# [Set problem]
Copy out every line that contains "Styling".

Data entries
◇ ◇ ◇
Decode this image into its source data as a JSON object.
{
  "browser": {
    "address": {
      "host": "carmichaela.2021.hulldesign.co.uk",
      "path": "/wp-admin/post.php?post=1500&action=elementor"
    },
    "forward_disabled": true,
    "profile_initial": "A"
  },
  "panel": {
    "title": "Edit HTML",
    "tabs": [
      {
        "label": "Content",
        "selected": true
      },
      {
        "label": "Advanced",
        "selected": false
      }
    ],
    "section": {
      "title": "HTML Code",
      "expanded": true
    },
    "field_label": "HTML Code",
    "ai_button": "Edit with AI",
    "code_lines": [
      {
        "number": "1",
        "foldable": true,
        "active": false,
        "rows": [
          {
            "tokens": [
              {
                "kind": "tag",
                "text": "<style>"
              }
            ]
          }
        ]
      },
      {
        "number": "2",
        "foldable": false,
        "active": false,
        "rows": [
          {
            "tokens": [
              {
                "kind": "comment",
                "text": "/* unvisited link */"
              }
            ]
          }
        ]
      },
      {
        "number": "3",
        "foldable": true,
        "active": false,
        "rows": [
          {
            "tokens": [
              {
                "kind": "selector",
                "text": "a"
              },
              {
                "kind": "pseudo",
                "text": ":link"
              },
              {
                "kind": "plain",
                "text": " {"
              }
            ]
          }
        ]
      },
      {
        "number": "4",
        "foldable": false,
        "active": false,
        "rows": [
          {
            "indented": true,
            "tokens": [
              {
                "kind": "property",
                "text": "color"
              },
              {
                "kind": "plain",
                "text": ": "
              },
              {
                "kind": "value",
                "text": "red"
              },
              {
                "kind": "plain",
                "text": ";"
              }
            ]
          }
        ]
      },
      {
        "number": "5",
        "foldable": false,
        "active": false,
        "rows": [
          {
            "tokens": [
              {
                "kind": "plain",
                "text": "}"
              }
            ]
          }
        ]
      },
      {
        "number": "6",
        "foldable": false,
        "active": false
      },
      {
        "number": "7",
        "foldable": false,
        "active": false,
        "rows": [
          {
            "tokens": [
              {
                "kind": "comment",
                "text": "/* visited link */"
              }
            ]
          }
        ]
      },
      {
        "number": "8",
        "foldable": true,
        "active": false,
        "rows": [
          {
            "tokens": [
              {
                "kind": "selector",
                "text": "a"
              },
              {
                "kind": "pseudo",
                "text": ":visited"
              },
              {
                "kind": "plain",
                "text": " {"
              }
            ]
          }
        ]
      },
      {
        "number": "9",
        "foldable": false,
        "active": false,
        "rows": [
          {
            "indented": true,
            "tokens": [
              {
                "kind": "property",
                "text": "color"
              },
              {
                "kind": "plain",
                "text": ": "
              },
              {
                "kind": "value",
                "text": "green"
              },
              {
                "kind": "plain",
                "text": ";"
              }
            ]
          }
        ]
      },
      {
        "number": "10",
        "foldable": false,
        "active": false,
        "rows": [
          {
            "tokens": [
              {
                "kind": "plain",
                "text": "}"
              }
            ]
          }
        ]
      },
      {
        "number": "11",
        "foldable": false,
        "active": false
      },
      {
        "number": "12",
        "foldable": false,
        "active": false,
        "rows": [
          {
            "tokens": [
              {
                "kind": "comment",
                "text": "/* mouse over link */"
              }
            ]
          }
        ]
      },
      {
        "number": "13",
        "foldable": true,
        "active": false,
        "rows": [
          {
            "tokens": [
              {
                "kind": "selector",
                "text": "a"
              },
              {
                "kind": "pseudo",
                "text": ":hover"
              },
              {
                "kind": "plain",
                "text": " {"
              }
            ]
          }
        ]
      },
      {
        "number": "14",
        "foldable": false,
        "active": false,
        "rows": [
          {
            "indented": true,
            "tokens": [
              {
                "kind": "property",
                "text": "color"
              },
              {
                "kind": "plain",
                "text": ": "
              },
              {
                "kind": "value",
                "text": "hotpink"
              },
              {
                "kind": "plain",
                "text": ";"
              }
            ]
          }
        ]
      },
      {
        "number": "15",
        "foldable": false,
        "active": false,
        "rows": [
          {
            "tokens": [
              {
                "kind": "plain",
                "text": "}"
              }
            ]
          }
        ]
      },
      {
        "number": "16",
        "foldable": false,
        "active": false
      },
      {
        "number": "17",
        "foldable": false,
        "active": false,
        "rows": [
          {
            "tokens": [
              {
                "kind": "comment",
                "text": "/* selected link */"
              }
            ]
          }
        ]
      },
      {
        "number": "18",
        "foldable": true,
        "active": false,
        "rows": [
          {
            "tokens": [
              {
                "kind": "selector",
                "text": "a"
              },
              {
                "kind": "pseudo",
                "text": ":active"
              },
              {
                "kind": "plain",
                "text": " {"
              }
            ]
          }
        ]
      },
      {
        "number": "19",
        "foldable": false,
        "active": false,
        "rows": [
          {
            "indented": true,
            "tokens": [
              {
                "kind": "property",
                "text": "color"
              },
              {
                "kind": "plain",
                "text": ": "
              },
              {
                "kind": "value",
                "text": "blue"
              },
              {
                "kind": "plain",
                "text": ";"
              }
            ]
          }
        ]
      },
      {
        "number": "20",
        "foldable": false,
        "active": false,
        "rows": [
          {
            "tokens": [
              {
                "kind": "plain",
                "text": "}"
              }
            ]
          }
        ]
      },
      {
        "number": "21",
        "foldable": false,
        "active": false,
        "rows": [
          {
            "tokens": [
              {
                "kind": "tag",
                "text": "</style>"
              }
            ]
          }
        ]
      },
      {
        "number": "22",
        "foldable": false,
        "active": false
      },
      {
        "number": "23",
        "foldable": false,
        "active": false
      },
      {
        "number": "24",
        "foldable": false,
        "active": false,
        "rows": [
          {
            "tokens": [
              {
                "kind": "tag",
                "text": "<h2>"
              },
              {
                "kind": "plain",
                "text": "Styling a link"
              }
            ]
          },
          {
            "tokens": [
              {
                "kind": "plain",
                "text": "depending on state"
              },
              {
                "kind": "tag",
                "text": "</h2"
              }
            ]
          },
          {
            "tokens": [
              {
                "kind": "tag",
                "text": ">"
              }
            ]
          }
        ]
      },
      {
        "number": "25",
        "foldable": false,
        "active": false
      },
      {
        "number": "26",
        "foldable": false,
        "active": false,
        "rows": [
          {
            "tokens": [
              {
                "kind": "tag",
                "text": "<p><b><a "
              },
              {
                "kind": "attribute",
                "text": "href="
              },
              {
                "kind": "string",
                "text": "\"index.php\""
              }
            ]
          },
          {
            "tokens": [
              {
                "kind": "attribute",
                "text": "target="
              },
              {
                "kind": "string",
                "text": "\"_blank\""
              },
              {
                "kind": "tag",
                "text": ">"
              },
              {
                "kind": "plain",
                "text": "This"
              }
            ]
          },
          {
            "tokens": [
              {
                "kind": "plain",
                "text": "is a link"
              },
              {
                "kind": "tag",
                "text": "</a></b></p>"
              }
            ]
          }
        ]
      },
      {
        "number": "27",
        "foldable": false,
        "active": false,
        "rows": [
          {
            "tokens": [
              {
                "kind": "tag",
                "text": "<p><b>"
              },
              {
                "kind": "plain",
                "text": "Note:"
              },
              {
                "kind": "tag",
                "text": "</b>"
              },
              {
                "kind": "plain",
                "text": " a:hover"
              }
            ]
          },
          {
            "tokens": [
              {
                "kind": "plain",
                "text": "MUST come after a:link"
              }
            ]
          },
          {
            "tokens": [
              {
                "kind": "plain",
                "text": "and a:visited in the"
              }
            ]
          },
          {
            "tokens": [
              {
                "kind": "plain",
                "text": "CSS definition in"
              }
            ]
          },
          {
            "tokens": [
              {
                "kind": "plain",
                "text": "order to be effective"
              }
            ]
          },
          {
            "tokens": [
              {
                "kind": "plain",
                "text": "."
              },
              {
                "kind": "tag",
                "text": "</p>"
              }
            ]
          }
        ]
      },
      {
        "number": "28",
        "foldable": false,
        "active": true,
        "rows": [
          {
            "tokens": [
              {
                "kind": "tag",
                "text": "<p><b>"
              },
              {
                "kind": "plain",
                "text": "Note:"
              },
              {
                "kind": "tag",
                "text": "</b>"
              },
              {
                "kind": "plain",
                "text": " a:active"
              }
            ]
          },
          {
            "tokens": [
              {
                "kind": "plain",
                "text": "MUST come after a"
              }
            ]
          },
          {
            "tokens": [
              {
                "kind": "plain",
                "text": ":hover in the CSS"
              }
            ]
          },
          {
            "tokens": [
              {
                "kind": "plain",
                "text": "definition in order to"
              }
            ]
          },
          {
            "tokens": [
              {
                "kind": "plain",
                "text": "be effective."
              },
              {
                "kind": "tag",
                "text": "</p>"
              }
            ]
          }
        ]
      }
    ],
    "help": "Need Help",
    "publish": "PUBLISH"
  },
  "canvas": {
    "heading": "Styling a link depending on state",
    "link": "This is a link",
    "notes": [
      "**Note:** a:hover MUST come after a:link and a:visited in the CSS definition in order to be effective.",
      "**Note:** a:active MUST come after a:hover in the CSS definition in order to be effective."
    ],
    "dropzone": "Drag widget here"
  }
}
◇ ◇ ◇
# [Worked answer]
                "text": "Styling a link"
    "heading": "Styling a link depending on state",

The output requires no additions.